Instructions to follow -
Please continue the passage on the Novitex employment agreements from the point where it stops.

Selected passage -
+++
Employment Agreements

        In connection with the commencement of their employment, Novitex Acquisition, LLC, an indirect wholly-owned subsidiary of Novitex Holdings, Inc., entered into an employment agreement with each of Mr. Visentin, Mr. Trost and Ms. Novoselsky, as described below.

        Giovanni Visentin.    Novitex Acquisition, LLC entered into an employment agreement with Giovanni Visentin, effective October 11, 2013 and amended February 2, 2015, pursuant to which Mr. Visentin serves as the Chief Executive Officer and Executive Chairman. The initial term of the agreement will expire on December 31, 2018 and may be extended by mutual agreement of the parties at least ninety (90) days prior to the end of the initial term. Mr. Visentin's annual base salary is $800,000. He is eligible to receive an annual bonus with a target award equal to 125% of his annual base salary contingent upon the achievement of performance goals approved by the board of directors.
+++
Dataset entries -
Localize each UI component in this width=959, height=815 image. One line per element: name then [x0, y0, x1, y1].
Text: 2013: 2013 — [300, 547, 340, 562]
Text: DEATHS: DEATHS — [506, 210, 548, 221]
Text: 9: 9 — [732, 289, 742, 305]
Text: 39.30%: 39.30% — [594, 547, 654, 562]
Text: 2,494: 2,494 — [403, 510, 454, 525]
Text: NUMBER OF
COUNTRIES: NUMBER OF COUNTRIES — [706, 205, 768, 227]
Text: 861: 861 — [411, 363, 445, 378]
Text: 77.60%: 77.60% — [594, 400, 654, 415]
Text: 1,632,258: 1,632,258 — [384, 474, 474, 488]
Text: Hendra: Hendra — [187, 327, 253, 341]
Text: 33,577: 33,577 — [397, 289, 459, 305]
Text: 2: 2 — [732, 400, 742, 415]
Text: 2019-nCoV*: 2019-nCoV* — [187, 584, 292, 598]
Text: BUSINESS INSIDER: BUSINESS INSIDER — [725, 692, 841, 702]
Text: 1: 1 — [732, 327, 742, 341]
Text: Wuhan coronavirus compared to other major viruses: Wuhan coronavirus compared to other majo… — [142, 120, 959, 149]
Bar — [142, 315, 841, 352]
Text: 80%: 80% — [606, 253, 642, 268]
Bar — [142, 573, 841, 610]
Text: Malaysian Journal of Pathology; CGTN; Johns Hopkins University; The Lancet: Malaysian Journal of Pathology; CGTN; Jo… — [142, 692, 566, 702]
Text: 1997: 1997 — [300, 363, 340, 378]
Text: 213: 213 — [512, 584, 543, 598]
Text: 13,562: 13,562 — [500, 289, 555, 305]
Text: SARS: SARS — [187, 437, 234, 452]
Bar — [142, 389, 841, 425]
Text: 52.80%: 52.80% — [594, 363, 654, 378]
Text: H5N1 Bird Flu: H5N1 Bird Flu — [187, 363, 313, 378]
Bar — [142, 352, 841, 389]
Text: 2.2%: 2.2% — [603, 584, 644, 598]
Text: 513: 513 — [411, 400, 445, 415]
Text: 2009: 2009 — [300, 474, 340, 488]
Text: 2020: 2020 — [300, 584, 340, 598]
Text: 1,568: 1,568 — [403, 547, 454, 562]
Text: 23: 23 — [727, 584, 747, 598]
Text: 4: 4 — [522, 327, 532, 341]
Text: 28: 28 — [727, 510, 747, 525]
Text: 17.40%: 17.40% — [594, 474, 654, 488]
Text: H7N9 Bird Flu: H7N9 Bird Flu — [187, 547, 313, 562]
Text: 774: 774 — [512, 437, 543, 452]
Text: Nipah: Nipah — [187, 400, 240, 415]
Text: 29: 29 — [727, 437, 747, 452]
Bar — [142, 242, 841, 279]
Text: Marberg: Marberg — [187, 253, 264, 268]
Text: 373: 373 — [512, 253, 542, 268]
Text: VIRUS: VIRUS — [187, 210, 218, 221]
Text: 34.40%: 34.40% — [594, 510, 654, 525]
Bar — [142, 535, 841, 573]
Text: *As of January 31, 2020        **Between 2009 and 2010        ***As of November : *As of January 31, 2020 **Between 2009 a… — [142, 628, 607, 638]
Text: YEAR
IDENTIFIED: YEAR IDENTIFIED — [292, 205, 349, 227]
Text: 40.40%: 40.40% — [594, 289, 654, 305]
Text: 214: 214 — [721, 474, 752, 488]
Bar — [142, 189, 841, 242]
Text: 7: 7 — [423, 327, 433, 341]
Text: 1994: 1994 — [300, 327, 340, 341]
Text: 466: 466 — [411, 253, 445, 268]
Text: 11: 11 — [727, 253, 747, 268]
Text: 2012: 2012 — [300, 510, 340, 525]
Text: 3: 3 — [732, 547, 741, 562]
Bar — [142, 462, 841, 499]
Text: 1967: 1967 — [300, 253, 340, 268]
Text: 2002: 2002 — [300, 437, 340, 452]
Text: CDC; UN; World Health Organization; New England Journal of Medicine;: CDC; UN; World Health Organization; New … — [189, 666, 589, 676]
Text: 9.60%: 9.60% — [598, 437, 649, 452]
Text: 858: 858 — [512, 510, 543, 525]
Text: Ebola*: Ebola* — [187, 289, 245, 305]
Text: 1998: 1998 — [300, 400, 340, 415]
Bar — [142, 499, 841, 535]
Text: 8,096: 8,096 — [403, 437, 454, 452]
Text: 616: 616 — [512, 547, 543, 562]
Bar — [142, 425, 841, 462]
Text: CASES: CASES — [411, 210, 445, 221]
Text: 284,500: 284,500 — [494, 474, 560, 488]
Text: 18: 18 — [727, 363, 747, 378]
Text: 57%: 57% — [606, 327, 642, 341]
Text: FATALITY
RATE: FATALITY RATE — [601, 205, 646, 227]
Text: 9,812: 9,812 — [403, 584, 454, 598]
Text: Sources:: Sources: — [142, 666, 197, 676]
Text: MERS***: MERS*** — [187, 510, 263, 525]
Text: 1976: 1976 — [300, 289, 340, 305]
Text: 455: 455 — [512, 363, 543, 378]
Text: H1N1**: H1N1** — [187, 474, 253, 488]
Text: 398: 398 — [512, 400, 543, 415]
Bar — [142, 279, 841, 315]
+++
Exercise output -
        Joseph Trost.    Novitex Acquisition, LLC entered into an employment agreement with Joseph Trost, effective October 15, 2013 and amended February 2, 2015, pursuant to which Mr. Trost serves as the Chief Operating Officer. The initial term of the agreement will expire on December 31, 2018 and may be extended by mutual agreement of the parties at least ninety (90) days prior to the end of the initial term. Mr. Trost's annual base salary is $300,000. He is eligible to receive an annual bonus with a target award equal to 125% of his annual base salary contingent upon the achievement of performance goals approved by the board of directors.

        Irina Novoselsky.    Novitex Acquisition, LLC entered into an employment agreement with Irina Novoselsky, effective October 17, 2013 and amended November 30, 2015, pursuant to which Ms. Novoselsky serves as the President. The initial term of the agreement will expire on December 31, 2018 and may be extended by mutual agreement of the parties at least ninety (90) days prior to the end of the initial term. Ms. Novoselsky's annual base salary is $300,000. She is eligible to receive an annual bonus with a target award equal to 100% of her annual base salary contingent upon the achievement of performance goals approved by the board of directors.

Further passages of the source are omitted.